# GIVEN RECORDS:
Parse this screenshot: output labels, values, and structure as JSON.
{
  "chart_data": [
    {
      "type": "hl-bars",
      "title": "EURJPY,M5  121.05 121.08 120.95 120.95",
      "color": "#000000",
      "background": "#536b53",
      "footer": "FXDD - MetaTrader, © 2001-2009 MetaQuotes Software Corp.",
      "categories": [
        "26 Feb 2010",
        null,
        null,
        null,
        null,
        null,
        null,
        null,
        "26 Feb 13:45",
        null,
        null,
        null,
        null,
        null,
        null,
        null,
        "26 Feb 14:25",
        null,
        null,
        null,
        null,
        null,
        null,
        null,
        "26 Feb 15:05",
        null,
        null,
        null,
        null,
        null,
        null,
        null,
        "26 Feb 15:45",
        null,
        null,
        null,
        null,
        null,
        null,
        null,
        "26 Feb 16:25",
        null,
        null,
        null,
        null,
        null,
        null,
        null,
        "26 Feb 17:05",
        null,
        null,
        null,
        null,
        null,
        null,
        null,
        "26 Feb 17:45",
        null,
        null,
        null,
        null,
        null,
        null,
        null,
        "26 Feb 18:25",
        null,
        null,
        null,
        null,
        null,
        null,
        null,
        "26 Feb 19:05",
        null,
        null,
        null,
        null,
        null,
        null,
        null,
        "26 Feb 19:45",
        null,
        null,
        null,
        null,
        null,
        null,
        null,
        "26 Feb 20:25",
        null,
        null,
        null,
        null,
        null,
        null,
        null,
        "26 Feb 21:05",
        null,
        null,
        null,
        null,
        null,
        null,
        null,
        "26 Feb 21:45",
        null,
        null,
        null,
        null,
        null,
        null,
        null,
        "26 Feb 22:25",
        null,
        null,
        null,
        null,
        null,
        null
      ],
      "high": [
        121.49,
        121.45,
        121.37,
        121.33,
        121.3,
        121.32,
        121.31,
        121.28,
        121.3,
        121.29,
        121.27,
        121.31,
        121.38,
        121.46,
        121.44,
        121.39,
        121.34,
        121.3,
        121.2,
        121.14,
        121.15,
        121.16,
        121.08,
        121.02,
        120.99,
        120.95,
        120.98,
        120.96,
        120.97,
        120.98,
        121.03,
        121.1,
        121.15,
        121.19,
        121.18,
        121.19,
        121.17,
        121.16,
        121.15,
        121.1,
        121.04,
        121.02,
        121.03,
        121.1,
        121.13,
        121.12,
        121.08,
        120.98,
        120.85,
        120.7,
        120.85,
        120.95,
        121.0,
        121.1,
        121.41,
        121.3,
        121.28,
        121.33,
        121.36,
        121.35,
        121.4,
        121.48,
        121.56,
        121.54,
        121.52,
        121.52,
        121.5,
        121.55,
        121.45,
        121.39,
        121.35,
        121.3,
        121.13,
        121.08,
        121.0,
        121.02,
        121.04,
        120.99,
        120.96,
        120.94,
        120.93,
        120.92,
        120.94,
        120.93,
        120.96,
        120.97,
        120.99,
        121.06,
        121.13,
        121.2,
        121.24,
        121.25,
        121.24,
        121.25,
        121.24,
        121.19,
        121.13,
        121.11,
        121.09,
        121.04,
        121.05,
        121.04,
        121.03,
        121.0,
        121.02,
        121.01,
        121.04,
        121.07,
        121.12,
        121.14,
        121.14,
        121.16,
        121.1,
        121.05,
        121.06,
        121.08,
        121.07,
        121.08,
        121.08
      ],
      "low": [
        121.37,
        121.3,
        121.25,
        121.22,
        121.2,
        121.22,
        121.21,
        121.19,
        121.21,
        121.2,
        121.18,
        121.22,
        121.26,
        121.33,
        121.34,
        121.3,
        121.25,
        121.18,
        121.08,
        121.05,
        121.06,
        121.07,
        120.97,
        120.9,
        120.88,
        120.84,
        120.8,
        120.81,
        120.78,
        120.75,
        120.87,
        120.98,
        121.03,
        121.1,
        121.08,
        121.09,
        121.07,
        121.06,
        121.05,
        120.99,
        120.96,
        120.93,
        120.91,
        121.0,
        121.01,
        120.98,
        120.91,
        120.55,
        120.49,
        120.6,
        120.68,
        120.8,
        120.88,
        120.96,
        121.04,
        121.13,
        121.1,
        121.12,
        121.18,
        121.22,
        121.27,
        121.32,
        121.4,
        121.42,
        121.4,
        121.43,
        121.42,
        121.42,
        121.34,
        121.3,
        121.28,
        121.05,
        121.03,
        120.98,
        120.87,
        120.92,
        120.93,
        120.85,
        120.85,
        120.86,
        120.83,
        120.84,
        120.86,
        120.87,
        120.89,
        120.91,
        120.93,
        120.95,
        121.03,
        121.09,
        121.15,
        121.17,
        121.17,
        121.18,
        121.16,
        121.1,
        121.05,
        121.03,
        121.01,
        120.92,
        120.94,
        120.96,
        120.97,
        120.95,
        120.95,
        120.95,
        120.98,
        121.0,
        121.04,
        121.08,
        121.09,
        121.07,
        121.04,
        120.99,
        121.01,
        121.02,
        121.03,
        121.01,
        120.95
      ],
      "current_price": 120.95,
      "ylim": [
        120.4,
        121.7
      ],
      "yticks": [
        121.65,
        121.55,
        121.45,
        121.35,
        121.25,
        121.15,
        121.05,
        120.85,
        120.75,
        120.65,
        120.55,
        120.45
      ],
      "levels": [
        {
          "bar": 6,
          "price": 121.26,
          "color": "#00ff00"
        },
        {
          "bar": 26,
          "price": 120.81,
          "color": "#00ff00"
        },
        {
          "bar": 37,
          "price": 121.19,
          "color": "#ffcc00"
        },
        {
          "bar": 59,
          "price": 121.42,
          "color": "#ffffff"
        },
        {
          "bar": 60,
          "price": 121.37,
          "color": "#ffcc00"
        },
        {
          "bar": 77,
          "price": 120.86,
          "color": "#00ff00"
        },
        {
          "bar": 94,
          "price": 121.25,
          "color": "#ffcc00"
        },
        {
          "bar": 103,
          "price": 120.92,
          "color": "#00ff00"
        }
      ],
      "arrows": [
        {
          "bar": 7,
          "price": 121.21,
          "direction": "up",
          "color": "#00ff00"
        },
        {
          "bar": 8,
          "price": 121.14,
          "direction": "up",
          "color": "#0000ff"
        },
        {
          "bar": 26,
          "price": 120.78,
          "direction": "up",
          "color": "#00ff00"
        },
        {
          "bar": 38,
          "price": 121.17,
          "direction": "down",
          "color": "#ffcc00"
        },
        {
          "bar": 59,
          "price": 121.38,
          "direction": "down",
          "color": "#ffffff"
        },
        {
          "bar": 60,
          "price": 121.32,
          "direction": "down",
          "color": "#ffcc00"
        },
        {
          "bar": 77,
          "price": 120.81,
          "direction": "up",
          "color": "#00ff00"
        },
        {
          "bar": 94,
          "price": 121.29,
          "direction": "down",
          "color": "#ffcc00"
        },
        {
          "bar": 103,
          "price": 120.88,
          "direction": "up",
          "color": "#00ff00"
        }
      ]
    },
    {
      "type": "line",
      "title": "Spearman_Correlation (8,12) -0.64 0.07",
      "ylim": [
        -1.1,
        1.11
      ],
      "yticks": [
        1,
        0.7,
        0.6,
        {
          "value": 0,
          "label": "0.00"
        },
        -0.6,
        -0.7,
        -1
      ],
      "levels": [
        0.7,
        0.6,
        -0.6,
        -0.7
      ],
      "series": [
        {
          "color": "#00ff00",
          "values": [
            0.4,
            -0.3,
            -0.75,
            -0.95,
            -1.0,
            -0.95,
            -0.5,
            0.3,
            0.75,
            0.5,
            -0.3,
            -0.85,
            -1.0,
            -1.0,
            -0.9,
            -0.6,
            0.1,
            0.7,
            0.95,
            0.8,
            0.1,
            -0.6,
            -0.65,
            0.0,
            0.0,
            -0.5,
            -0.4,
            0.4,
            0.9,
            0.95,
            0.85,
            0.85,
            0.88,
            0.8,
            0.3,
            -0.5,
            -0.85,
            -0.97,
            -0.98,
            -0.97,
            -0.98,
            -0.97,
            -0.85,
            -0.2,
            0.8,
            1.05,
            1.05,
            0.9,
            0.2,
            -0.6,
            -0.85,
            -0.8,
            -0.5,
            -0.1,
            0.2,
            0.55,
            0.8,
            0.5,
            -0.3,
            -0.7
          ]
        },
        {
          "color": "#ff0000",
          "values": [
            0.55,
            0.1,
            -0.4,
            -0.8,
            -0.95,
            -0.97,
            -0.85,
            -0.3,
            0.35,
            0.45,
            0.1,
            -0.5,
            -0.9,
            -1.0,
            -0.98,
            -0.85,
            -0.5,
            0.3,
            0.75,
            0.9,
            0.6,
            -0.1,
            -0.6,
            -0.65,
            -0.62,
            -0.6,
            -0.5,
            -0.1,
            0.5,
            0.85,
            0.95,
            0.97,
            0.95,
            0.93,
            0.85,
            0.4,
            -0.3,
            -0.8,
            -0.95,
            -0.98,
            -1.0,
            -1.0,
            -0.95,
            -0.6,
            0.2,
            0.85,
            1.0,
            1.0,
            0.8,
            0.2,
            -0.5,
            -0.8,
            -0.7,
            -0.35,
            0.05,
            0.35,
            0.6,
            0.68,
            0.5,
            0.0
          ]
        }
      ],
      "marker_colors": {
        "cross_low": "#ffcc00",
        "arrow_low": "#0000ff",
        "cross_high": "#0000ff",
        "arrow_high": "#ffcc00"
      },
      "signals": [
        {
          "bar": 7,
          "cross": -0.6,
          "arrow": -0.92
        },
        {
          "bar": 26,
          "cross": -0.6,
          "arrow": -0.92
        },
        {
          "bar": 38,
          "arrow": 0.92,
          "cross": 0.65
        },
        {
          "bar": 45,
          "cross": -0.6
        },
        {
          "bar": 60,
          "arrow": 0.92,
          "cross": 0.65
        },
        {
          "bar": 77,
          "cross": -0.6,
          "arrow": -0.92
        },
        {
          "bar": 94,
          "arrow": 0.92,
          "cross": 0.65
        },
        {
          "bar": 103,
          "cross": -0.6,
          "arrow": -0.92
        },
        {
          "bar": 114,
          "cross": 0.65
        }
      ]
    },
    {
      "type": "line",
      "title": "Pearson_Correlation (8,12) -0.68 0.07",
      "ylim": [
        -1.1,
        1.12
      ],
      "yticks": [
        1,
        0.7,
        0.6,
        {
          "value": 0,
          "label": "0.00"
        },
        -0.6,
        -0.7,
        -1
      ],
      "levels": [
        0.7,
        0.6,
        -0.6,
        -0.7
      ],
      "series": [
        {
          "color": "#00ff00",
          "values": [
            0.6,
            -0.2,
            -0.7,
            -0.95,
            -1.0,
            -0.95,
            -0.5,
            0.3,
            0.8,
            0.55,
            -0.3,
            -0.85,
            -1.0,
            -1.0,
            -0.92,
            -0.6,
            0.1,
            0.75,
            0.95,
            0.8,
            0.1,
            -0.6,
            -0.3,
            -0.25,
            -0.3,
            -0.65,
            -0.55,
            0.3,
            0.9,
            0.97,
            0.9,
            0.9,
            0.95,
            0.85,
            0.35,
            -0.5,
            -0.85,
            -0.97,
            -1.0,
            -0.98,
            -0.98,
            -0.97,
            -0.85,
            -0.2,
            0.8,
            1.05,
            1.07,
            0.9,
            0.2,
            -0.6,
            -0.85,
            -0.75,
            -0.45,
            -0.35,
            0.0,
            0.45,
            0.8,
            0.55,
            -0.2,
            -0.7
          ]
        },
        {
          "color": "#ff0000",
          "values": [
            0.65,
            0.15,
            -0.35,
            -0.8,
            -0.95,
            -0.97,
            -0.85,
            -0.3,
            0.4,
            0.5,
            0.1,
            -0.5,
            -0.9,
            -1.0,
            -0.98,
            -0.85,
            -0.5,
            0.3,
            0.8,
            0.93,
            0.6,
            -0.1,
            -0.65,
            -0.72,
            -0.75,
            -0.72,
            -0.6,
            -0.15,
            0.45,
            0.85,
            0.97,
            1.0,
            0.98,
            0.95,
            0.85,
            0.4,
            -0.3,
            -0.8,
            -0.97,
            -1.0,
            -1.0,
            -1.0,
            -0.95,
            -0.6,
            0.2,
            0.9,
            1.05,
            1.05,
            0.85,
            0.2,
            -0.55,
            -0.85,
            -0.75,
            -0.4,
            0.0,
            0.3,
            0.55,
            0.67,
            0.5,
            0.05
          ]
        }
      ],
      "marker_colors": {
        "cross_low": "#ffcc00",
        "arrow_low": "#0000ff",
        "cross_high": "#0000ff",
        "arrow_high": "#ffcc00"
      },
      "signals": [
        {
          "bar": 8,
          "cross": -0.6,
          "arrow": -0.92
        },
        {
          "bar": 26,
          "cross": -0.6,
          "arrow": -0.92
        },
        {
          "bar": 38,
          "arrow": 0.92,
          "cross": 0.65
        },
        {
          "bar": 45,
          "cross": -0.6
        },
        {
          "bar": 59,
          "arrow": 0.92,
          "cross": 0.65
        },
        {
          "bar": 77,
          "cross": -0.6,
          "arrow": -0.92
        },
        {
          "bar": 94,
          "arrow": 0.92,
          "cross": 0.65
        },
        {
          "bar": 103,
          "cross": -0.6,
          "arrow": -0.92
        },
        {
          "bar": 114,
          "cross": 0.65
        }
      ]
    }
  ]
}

# INSTRUCTION:
For this exercise, gather every line of the data that contains the word "title".

# RESULT BELOW:
      "title": "EURJPY,M5  121.05 121.08 120.95 120.95",
      "title": "Spearman_Correlation (8,12) -0.64 0.07",
      "title": "Pearson_Correlation (8,12) -0.68 0.07",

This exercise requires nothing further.